— begin Records to process —

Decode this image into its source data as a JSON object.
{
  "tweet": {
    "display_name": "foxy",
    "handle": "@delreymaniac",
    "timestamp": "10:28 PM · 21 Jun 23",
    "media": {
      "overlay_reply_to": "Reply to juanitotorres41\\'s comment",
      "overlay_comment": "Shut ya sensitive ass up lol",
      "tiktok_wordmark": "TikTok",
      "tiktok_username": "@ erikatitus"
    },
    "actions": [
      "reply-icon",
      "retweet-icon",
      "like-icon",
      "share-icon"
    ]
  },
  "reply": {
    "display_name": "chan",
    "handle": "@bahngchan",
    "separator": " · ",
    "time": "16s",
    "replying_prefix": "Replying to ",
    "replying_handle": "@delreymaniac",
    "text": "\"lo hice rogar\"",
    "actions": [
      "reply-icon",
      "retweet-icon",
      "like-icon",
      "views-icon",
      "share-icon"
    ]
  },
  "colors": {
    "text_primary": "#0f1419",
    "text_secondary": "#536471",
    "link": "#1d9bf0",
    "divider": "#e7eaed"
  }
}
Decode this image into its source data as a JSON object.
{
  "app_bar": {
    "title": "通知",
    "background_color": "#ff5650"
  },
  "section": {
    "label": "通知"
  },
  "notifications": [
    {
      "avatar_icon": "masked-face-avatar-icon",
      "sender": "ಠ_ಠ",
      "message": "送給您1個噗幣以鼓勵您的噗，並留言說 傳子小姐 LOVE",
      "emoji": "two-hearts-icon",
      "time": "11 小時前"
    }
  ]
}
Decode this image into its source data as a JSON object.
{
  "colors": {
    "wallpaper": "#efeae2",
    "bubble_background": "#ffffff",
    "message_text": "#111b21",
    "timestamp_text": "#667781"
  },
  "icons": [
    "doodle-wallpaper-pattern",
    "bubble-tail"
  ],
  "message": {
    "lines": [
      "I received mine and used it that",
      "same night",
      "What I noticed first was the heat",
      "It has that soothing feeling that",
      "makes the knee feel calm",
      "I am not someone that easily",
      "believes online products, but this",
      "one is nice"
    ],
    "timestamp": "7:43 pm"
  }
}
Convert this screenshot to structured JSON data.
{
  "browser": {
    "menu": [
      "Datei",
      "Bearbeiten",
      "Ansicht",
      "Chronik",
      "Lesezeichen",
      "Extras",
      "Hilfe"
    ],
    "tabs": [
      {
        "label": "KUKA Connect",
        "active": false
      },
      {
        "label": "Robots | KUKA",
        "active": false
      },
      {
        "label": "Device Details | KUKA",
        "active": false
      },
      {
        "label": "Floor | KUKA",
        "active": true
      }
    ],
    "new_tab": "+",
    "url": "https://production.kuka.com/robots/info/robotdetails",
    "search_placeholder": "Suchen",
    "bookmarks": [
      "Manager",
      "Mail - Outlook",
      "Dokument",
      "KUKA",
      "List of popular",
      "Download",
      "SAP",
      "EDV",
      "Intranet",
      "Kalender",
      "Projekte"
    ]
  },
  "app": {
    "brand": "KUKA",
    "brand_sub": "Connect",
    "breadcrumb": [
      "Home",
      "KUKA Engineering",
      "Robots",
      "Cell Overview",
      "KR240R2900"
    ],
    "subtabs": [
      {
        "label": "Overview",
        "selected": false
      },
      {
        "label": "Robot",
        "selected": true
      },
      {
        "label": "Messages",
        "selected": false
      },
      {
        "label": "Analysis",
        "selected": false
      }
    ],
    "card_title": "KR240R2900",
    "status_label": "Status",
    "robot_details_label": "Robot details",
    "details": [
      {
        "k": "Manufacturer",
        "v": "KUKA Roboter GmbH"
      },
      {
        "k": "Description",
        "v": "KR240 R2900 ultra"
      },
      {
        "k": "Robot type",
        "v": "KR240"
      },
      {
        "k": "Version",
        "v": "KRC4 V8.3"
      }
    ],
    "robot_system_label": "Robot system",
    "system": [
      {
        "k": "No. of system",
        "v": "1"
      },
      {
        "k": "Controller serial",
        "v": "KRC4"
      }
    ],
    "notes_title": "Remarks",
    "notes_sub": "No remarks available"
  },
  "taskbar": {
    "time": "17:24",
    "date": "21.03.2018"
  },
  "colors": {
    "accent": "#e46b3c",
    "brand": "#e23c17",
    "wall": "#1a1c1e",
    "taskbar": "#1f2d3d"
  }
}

— end Records to process —

**What needs to be done:** Copy all lines from the data that hold the word "Connect".

**Solution to the exercise:**
        "label": "KUKA Connect",
    "brand_sub": "Connect",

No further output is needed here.